§ SET TASK: Return the records that follow, matching each one exactly.
— Start —
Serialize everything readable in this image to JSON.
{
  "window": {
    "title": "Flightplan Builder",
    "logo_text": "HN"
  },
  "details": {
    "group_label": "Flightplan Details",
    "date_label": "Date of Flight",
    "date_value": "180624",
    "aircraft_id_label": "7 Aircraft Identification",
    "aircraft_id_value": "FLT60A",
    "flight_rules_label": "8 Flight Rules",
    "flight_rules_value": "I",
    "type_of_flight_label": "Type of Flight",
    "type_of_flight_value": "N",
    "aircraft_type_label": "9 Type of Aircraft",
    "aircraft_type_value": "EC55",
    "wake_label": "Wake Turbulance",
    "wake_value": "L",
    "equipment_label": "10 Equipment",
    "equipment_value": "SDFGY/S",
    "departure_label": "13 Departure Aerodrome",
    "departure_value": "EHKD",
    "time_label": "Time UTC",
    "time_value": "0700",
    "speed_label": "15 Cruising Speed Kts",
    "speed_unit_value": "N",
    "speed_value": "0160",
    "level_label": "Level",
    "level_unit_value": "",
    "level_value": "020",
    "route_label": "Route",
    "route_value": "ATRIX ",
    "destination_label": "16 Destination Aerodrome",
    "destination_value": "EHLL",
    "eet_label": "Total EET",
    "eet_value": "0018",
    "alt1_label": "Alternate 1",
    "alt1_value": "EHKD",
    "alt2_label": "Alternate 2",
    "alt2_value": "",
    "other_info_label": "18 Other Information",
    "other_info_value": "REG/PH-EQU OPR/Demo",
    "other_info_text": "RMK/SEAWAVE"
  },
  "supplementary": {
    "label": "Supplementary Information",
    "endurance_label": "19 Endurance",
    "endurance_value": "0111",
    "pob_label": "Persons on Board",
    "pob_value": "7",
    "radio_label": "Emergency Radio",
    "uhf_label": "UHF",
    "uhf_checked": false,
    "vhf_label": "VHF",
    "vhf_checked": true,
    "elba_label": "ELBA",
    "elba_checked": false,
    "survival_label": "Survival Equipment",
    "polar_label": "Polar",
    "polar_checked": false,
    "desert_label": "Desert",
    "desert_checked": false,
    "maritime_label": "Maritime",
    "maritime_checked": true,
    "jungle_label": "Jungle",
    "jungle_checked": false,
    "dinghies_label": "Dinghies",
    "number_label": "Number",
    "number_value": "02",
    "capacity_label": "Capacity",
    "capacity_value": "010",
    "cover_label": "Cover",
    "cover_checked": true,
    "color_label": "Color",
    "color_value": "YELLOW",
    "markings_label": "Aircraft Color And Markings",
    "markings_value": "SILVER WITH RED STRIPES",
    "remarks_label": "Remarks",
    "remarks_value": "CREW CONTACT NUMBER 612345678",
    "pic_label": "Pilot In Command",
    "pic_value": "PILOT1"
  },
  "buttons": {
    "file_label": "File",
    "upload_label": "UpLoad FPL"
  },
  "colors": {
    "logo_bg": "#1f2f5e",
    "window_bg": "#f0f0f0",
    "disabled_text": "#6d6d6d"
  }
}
— End —
§ SOLUTION TO THIS PROBLEM:
Serialize everything readable in this image to JSON.
{
  "window": {
    "title": "Flightplan Builder",
    "logo_text": "HN"
  },
  "details": {
    "group_label": "Flightplan Details",
    "date_label": "Date of Flight",
    "date_value": "180624",
    "aircraft_id_label": "7 Aircraft Identification",
    "aircraft_id_value": "FLT60A",
    "flight_rules_label": "8 Flight Rules",
    "flight_rules_value": "I",
    "type_of_flight_label": "Type of Flight",
    "type_of_flight_value": "N",
    "aircraft_type_label": "9 Type of Aircraft",
    "aircraft_type_value": "EC55",
    "wake_label": "Wake Turbulance",
    "wake_value": "L",
    "equipment_label": "10 Equipment",
    "equipment_value": "SDFGY/S",
    "departure_label": "13 Departure Aerodrome",
    "departure_value": "EHKD",
    "time_label": "Time UTC",
    "time_value": "0700",
    "speed_label": "15 Cruising Speed Kts",
    "speed_unit_value": "N",
    "speed_value": "0160",
    "level_label": "Level",
    "level_unit_value": "",
    "level_value": "020",
    "route_label": "Route",
    "route_value": "ATRIX ",
    "destination_label": "16 Destination Aerodrome",
    "destination_value": "EHLL",
    "eet_label": "Total EET",
    "eet_value": "0018",
    "alt1_label": "Alternate 1",
    "alt1_value": "EHKD",
    "alt2_label": "Alternate 2",
    "alt2_value": "",
    "other_info_label": "18 Other Information",
    "other_info_value": "REG/PH-EQU OPR/Demo",
    "other_info_text": "RMK/SEAWAVE"
  },
  "supplementary": {
    "label": "Supplementary Information",
    "endurance_label": "19 Endurance",
    "endurance_value": "0111",
    "pob_label": "Persons on Board",
    "pob_value": "7",
    "radio_label": "Emergency Radio",
    "uhf_label": "UHF",
    "uhf_checked": false,
    "vhf_label": "VHF",
    "vhf_checked": true,
    "elba_label": "ELBA",
    "elba_checked": false,
    "survival_label": "Survival Equipment",
    "polar_label": "Polar",
    "polar_checked": false,
    "desert_label": "Desert",
    "desert_checked": false,
    "maritime_label": "Maritime",
    "maritime_checked": true,
    "jungle_label": "Jungle",
    "jungle_checked": false,
    "dinghies_label": "Dinghies",
    "number_label": "Number",
    "number_value": "02",
    "capacity_label": "Capacity",
    "capacity_value": "010",
    "cover_label": "Cover",
    "cover_checked": true,
    "color_label": "Color",
    "color_value": "YELLOW",
    "markings_label": "Aircraft Color And Markings",
    "markings_value": "SILVER WITH RED STRIPES",
    "remarks_label": "Remarks",
    "remarks_value": "CREW CONTACT NUMBER 612345678",
    "pic_label": "Pilot In Command",
    "pic_value": "PILOT1"
  },
  "buttons": {
    "file_label": "File",
    "upload_label": "UpLoad FPL"
  },
  "colors": {
    "logo_bg": "#1f2f5e",
    "window_bg": "#f0f0f0",
    "disabled_text": "#6d6d6d"
  }
}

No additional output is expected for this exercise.